-- Task material --
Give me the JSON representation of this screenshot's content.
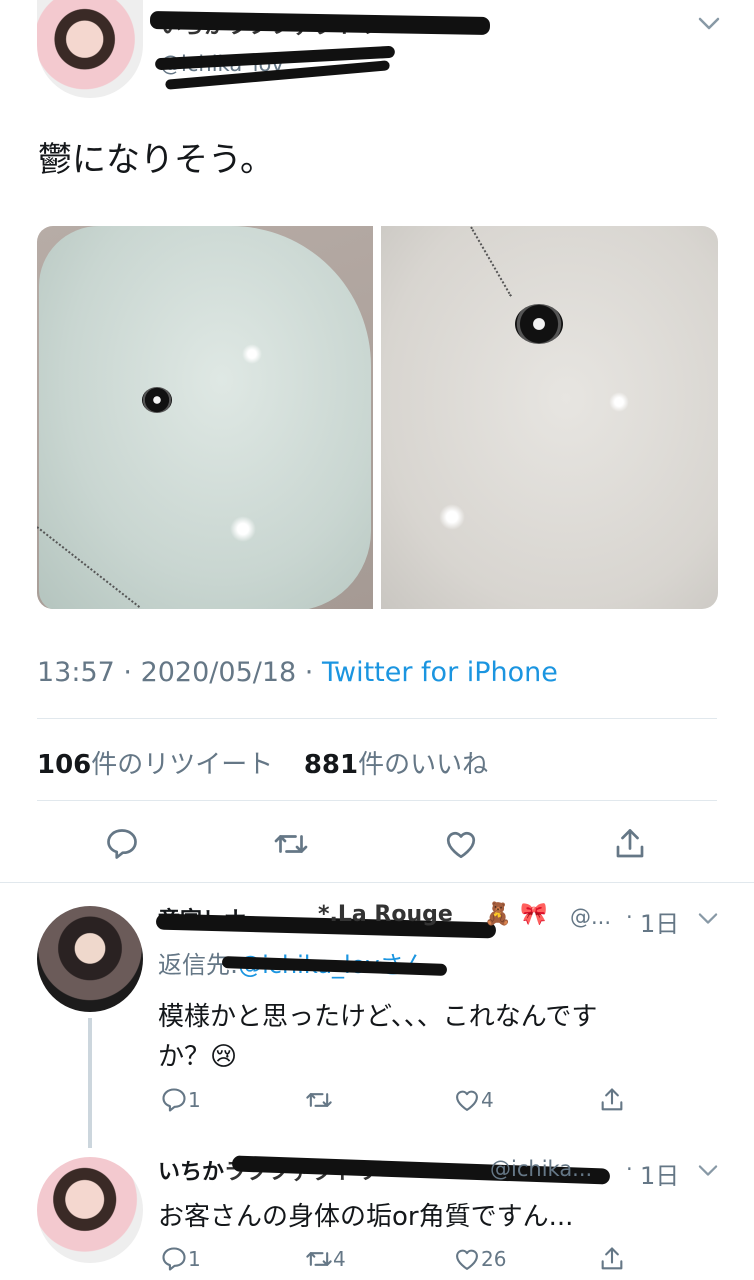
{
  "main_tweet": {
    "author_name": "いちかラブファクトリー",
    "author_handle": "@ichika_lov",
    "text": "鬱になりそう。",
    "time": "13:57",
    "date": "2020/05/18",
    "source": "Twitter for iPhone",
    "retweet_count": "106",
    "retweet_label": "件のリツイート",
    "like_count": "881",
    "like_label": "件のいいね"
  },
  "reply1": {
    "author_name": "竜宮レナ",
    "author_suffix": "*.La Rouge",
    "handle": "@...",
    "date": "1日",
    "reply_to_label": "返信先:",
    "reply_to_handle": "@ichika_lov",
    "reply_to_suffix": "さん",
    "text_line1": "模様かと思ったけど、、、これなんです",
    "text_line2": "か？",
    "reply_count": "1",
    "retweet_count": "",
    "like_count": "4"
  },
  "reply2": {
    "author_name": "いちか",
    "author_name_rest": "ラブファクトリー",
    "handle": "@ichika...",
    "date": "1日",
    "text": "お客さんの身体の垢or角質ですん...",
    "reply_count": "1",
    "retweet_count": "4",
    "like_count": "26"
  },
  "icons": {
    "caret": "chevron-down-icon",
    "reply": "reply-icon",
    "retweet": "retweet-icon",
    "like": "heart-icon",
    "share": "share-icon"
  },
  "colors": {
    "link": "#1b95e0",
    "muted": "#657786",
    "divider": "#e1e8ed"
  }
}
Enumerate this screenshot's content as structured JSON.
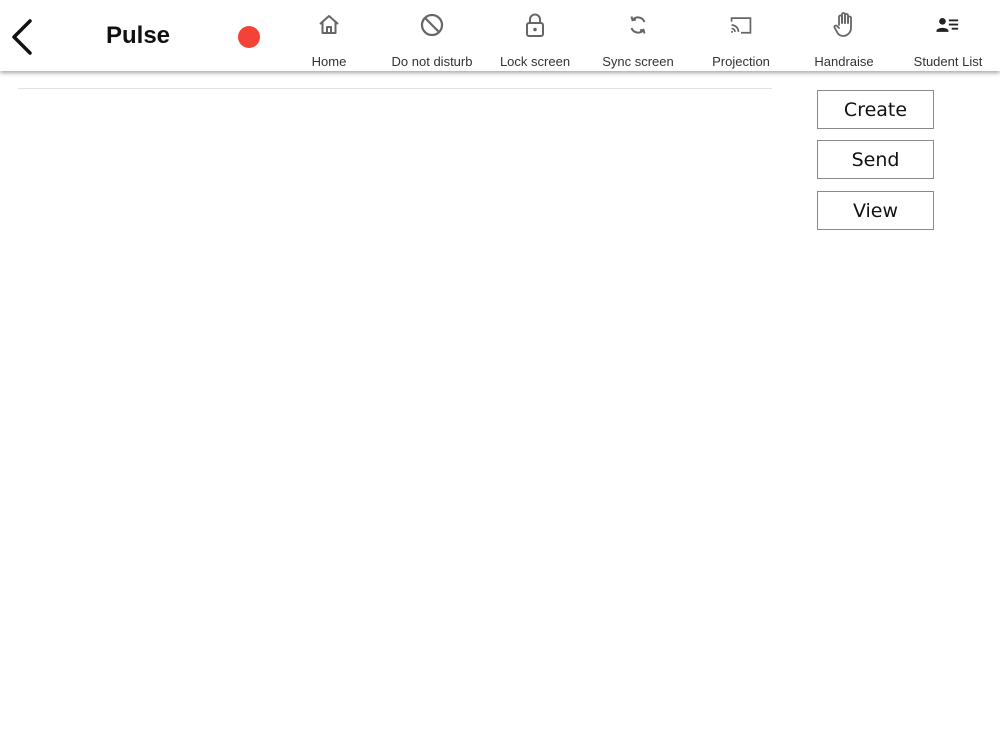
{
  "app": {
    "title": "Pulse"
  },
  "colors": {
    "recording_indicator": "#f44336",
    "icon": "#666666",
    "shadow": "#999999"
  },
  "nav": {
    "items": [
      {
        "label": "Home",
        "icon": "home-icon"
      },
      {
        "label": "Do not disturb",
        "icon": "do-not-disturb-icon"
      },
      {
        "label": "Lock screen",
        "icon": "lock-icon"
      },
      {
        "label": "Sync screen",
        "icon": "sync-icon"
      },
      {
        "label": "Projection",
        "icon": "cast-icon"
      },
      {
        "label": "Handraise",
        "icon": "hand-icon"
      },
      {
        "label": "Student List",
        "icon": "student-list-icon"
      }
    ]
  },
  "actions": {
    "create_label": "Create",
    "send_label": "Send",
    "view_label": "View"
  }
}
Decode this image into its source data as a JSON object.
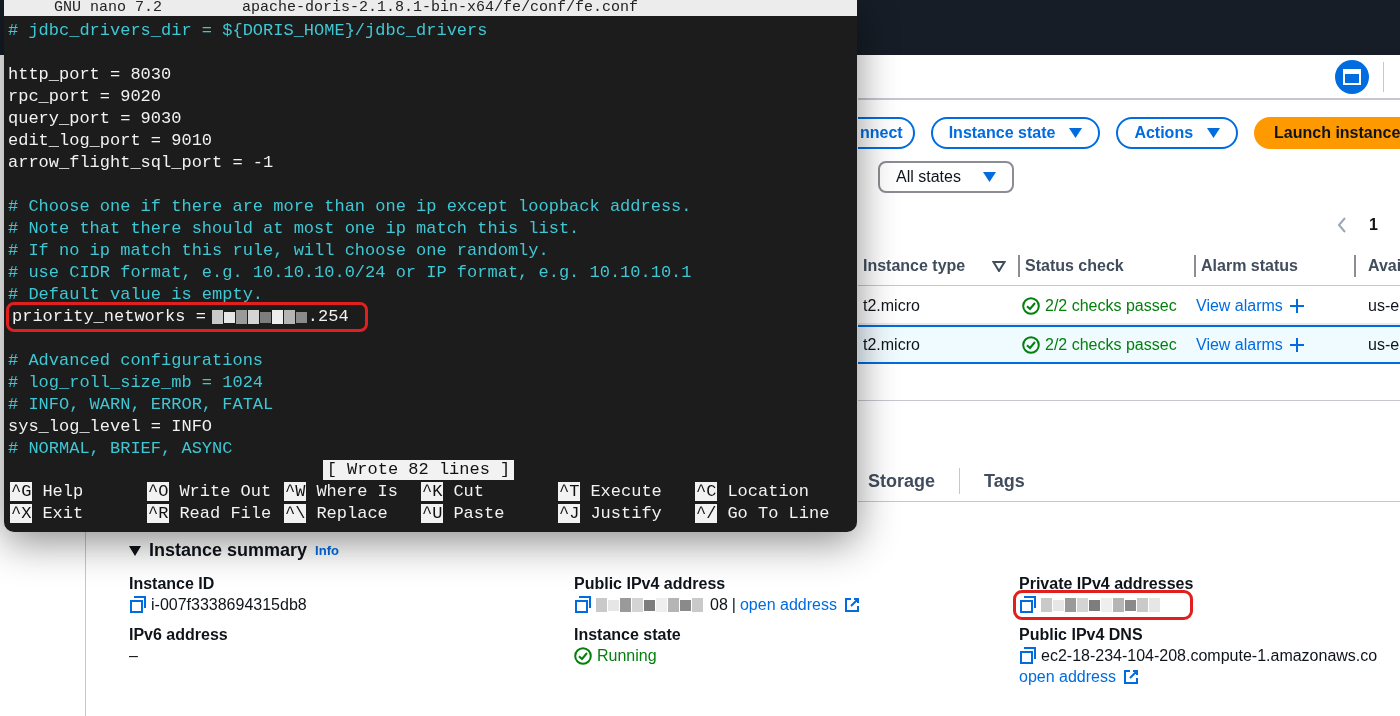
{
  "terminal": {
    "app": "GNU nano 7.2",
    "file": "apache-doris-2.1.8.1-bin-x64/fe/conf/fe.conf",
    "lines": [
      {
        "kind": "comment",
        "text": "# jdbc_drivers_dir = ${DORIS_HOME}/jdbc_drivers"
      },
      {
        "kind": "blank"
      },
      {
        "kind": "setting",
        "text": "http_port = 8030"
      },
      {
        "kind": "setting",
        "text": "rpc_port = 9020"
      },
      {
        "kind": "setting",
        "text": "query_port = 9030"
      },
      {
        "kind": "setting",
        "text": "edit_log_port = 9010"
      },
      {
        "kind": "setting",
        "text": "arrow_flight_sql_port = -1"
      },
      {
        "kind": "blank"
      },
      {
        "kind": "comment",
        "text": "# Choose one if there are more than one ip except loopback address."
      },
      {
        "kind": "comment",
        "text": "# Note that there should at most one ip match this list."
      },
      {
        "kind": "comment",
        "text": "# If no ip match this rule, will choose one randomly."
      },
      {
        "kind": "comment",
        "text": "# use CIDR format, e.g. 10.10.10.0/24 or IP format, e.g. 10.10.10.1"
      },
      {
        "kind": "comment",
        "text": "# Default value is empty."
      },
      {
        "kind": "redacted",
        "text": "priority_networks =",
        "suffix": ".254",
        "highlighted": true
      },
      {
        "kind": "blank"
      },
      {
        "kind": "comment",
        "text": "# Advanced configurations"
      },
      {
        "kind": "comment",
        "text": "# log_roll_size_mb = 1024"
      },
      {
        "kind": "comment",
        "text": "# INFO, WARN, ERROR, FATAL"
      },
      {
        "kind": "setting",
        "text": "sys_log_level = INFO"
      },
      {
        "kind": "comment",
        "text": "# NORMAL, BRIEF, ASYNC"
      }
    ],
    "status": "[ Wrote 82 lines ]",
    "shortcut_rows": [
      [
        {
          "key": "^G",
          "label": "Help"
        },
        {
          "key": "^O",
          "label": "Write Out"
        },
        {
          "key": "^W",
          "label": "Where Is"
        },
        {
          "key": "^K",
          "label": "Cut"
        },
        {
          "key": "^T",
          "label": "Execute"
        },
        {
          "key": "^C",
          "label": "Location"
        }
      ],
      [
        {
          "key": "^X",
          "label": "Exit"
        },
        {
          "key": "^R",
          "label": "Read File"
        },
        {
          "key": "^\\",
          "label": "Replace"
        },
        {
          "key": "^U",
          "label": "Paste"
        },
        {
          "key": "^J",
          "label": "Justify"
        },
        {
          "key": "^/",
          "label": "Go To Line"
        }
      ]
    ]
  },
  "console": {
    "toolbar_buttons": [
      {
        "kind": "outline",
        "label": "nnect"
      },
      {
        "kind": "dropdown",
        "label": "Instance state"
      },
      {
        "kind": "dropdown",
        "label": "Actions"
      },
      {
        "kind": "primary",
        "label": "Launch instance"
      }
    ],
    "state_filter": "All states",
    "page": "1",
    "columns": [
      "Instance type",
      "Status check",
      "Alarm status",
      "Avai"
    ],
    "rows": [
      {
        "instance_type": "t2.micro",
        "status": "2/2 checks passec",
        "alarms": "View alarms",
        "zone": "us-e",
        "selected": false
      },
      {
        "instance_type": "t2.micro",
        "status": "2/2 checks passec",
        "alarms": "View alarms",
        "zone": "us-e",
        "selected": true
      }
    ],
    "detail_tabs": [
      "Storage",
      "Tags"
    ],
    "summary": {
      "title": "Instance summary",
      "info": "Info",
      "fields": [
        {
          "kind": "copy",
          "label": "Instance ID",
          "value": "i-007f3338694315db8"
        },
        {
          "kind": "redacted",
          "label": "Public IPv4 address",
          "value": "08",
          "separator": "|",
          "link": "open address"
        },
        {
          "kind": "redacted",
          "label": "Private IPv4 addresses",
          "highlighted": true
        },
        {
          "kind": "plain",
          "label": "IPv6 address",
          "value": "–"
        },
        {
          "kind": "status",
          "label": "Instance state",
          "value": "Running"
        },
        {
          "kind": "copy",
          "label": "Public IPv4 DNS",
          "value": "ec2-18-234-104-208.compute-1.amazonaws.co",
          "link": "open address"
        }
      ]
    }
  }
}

-- What is expected --
Every record above should be transcribed exactly; the pictures stay out of the copy.

-- Final result --
Give me the JSON representation of this screenshot's content.
{
  "main_tweet": {
    "author_name": "いちかラブファクトリー",
    "author_handle": "@ichika_lov",
    "text": "鬱になりそう。",
    "time": "13:57",
    "date": "2020/05/18",
    "source": "Twitter for iPhone",
    "retweet_count": "106",
    "retweet_label": "件のリツイート",
    "like_count": "881",
    "like_label": "件のいいね"
  },
  "reply1": {
    "author_name": "竜宮レナ",
    "author_suffix": "*.La Rouge",
    "handle": "@...",
    "date": "1日",
    "reply_to_label": "返信先:",
    "reply_to_handle": "@ichika_lov",
    "reply_to_suffix": "さん",
    "text_line1": "模様かと思ったけど、、、これなんです",
    "text_line2": "か？",
    "reply_count": "1",
    "retweet_count": "",
    "like_count": "4"
  },
  "reply2": {
    "author_name": "いちか",
    "author_name_rest": "ラブファクトリー",
    "handle": "@ichika...",
    "date": "1日",
    "text": "お客さんの身体の垢or角質ですん...",
    "reply_count": "1",
    "retweet_count": "4",
    "like_count": "26"
  },
  "icons": {
    "caret": "chevron-down-icon",
    "reply": "reply-icon",
    "retweet": "retweet-icon",
    "like": "heart-icon",
    "share": "share-icon"
  },
  "colors": {
    "link": "#1b95e0",
    "muted": "#657786",
    "divider": "#e1e8ed"
  }
}
Enumerate this screenshot's content as structured JSON.
{
  "app": {
    "title": "Pulse"
  },
  "colors": {
    "recording_indicator": "#f44336",
    "icon": "#666666",
    "shadow": "#999999"
  },
  "nav": {
    "items": [
      {
        "label": "Home",
        "icon": "home-icon"
      },
      {
        "label": "Do not disturb",
        "icon": "do-not-disturb-icon"
      },
      {
        "label": "Lock screen",
        "icon": "lock-icon"
      },
      {
        "label": "Sync screen",
        "icon": "sync-icon"
      },
      {
        "label": "Projection",
        "icon": "cast-icon"
      },
      {
        "label": "Handraise",
        "icon": "hand-icon"
      },
      {
        "label": "Student List",
        "icon": "student-list-icon"
      }
    ]
  },
  "actions": {
    "create_label": "Create",
    "send_label": "Send",
    "view_label": "View"
  }
}
Decode this image into its source data as a JSON object.
{
  "terminal": {
    "app": "GNU nano 7.2",
    "file": "apache-doris-2.1.8.1-bin-x64/fe/conf/fe.conf",
    "lines": [
      {
        "kind": "comment",
        "text": "# jdbc_drivers_dir = ${DORIS_HOME}/jdbc_drivers"
      },
      {
        "kind": "blank"
      },
      {
        "kind": "setting",
        "text": "http_port = 8030"
      },
      {
        "kind": "setting",
        "text": "rpc_port = 9020"
      },
      {
        "kind": "setting",
        "text": "query_port = 9030"
      },
      {
        "kind": "setting",
        "text": "edit_log_port = 9010"
      },
      {
        "kind": "setting",
        "text": "arrow_flight_sql_port = -1"
      },
      {
        "kind": "blank"
      },
      {
        "kind": "comment",
        "text": "# Choose one if there are more than one ip except loopback address."
      },
      {
        "kind": "comment",
        "text": "# Note that there should at most one ip match this list."
      },
      {
        "kind": "comment",
        "text": "# If no ip match this rule, will choose one randomly."
      },
      {
        "kind": "comment",
        "text": "# use CIDR format, e.g. 10.10.10.0/24 or IP format, e.g. 10.10.10.1"
      },
      {
        "kind": "comment",
        "text": "# Default value is empty."
      },
      {
        "kind": "redacted",
        "text": "priority_networks =",
        "suffix": ".254",
        "highlighted": true
      },
      {
        "kind": "blank"
      },
      {
        "kind": "comment",
        "text": "# Advanced configurations"
      },
      {
        "kind": "comment",
        "text": "# log_roll_size_mb = 1024"
      },
      {
        "kind": "comment",
        "text": "# INFO, WARN, ERROR, FATAL"
      },
      {
        "kind": "setting",
        "text": "sys_log_level = INFO"
      },
      {
        "kind": "comment",
        "text": "# NORMAL, BRIEF, ASYNC"
      }
    ],
    "status": "[ Wrote 82 lines ]",
    "shortcut_rows": [
      [
        {
          "key": "^G",
          "label": "Help"
        },
        {
          "key": "^O",
          "label": "Write Out"
        },
        {
          "key": "^W",
          "label": "Where Is"
        },
        {
          "key": "^K",
          "label": "Cut"
        },
        {
          "key": "^T",
          "label": "Execute"
        },
        {
          "key": "^C",
          "label": "Location"
        }
      ],
      [
        {
          "key": "^X",
          "label": "Exit"
        },
        {
          "key": "^R",
          "label": "Read File"
        },
        {
          "key": "^\\",
          "label": "Replace"
        },
        {
          "key": "^U",
          "label": "Paste"
        },
        {
          "key": "^J",
          "label": "Justify"
        },
        {
          "key": "^/",
          "label": "Go To Line"
        }
      ]
    ]
  },
  "console": {
    "toolbar_buttons": [
      {
        "kind": "outline",
        "label": "nnect"
      },
      {
        "kind": "dropdown",
        "label": "Instance state"
      },
      {
        "kind": "dropdown",
        "label": "Actions"
      },
      {
        "kind": "primary",
        "label": "Launch instance"
      }
    ],
    "state_filter": "All states",
    "page": "1",
    "columns": [
      "Instance type",
      "Status check",
      "Alarm status",
      "Avai"
    ],
    "rows": [
      {
        "instance_type": "t2.micro",
        "status": "2/2 checks passec",
        "alarms": "View alarms",
        "zone": "us-e",
        "selected": false
      },
      {
        "instance_type": "t2.micro",
        "status": "2/2 checks passec",
        "alarms": "View alarms",
        "zone": "us-e",
        "selected": true
      }
    ],
    "detail_tabs": [
      "Storage",
      "Tags"
    ],
    "summary": {
      "title": "Instance summary",
      "info": "Info",
      "fields": [
        {
          "kind": "copy",
          "label": "Instance ID",
          "value": "i-007f3338694315db8"
        },
        {
          "kind": "redacted",
          "label": "Public IPv4 address",
          "value": "08",
          "separator": "|",
          "link": "open address"
        },
        {
          "kind": "redacted",
          "label": "Private IPv4 addresses",
          "highlighted": true
        },
        {
          "kind": "plain",
          "label": "IPv6 address",
          "value": "–"
        },
        {
          "kind": "status",
          "label": "Instance state",
          "value": "Running"
        },
        {
          "kind": "copy",
          "label": "Public IPv4 DNS",
          "value": "ec2-18-234-104-208.compute-1.amazonaws.co",
          "link": "open address"
        }
      ]
    }
  }
}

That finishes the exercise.